§ Text excerpt
---+---
The most difficult problem is addressing the misappropriations caused by the P2P network's capabilities in I2P. Many Law Enforcement Organizations (LEO) are struggling to cope with the new technologies and techniques that are being mistreated by P2P users who help facilitate and contribute to fraudulent activities online. There is a need to investigate the P2P networks for forensic analysis of I2P browsers on Windows 10 to recover some important artifacts in memory, registry and browsing activities on the hard disk. Moreover, it is pertinent to mention here that as far, no research is available for Law Enforcement Agencies (LEA) and with the help of proposed research forensic analysis of Windows 10 can be done speedily and easily. Therefore, our main focus is on cybercrime to benefit law enforcement agencies by providing a mechanism for forensic analysis. Furthermore, most of the time the network artefacts or Windows-based artefacts are under observations, hence, we are discovering the traces of dark web activity in criminal investigations on Windows 10. This is helping in P2P document sharing for organizations which are using the mirror for the Internet of Things (IoT) worldview with self-ruling arranged gadgets inside conveyed and decentralized framework [6].
The rest of the paper is organized as Section 2 presents the related work and shows the need of the presented work. Section 3 describes the methodology with its detailed tools and phases. Section 4 analyzes the results and compares with the previous research work. Finally, the conclusion section summarizes the current research with future work.
---+---
§ Records shown
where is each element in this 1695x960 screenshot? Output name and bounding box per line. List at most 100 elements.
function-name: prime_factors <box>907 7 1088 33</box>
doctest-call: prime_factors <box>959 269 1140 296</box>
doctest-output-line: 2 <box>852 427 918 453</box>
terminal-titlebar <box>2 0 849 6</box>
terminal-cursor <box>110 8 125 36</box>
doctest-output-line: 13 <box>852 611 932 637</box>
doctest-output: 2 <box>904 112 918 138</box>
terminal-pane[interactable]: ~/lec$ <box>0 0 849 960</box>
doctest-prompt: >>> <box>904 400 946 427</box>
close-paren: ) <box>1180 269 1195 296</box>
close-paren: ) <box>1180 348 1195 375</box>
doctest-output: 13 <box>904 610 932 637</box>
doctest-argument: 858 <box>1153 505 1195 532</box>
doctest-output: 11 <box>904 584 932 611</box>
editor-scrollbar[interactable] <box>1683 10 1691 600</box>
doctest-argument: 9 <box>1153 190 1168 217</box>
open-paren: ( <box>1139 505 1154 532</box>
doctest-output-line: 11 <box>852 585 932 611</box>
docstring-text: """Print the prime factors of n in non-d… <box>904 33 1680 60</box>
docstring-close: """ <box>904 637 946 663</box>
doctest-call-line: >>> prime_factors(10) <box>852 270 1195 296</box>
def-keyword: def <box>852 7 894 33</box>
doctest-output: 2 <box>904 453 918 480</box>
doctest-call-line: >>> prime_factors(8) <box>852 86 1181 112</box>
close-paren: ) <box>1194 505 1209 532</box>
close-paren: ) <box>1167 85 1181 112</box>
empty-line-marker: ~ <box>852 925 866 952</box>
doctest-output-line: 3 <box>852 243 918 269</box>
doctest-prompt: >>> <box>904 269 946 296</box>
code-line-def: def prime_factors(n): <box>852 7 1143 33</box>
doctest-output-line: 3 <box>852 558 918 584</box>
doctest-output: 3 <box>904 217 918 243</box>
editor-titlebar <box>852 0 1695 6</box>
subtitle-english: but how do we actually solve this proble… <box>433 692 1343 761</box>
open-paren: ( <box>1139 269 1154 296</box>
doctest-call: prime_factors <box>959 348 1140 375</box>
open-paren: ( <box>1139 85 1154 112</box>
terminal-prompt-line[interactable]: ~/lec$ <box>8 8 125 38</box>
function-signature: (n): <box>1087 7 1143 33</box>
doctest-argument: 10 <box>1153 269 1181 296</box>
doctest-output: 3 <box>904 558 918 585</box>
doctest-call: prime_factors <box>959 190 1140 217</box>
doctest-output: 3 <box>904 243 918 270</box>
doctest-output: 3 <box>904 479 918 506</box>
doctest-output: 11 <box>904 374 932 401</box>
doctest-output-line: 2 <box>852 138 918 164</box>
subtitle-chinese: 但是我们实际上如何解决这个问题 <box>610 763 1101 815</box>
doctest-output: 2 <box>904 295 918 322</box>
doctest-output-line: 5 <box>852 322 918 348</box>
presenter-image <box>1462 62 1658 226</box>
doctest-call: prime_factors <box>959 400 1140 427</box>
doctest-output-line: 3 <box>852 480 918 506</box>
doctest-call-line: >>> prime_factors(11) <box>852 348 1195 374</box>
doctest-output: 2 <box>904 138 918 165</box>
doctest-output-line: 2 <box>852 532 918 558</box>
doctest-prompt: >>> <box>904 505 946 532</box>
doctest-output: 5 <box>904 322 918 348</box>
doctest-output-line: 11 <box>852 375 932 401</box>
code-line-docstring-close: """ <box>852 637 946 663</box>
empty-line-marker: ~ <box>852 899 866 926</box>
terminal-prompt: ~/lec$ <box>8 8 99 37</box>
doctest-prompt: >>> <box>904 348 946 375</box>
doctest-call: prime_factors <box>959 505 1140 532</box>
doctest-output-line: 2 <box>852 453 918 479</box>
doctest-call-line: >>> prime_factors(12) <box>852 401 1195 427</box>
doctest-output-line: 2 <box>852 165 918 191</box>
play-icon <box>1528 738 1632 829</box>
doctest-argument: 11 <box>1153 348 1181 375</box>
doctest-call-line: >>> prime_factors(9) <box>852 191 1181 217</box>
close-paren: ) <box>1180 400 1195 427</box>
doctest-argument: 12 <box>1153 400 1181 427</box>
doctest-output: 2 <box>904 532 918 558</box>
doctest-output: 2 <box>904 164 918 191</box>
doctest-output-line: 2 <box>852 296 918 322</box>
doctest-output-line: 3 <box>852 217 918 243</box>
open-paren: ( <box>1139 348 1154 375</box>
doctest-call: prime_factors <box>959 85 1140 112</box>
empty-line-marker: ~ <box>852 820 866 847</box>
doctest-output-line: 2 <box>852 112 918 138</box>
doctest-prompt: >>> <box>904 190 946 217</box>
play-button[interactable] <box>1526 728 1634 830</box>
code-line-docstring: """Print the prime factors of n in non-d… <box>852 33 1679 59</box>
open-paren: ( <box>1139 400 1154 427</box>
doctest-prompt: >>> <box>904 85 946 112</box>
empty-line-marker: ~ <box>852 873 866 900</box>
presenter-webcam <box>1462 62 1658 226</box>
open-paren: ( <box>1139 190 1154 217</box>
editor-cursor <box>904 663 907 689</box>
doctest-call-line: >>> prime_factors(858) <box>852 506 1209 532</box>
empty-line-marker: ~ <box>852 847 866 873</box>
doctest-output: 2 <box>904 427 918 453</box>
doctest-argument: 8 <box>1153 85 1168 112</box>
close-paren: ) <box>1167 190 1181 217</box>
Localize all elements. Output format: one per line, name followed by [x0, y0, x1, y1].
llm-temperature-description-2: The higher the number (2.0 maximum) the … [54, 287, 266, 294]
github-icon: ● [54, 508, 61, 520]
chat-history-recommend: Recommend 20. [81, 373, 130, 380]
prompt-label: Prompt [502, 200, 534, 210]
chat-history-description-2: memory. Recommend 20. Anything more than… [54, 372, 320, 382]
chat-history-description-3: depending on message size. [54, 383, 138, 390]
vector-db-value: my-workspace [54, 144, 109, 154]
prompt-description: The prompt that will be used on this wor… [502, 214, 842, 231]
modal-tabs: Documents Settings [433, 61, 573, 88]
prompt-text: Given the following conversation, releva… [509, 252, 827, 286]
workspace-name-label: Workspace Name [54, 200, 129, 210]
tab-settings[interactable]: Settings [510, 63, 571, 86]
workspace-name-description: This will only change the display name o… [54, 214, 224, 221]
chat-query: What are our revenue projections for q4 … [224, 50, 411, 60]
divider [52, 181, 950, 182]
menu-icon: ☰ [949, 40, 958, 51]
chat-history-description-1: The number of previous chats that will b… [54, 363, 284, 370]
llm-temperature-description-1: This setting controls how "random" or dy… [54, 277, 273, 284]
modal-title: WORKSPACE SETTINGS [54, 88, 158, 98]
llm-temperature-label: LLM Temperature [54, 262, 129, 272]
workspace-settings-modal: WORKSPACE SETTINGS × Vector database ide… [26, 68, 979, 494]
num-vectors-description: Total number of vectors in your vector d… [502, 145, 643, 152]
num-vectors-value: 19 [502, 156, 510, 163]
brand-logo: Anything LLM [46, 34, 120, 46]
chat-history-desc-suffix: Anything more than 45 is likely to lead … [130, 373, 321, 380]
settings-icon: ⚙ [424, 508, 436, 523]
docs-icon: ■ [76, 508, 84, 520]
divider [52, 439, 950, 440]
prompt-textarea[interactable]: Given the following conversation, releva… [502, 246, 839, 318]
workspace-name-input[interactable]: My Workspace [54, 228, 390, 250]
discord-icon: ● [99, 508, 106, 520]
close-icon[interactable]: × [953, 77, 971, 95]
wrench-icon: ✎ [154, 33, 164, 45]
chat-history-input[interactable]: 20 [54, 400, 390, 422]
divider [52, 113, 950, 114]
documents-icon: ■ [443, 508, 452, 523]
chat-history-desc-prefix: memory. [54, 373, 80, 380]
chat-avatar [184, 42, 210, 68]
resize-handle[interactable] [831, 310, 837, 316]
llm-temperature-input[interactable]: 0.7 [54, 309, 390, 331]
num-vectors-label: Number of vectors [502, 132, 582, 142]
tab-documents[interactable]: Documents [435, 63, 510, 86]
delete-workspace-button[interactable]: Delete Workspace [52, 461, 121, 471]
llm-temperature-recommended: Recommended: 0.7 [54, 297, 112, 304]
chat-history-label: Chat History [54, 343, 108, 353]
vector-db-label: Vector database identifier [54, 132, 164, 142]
---+---
§ To be done
- 1) According to the excerpt on I2P forensics, on which operating system is the forensic analysis of I2P browsers to be carried out?
- 2) List every section that the excerpt on I2P forensics says makes up the rest of the paper, along with what each one covers.
The rows have no connection to the excerpt on I2P forensics.

§ Written answers
- 1) Windows 10.

- 2)
- Section 2: the related work and the need for the presented work
- Section 3: the methodology with its detailed tools and phases
- Section 4: analysis of the results and comparison with previous research work
- Conclusion section: a summary of the current research with future work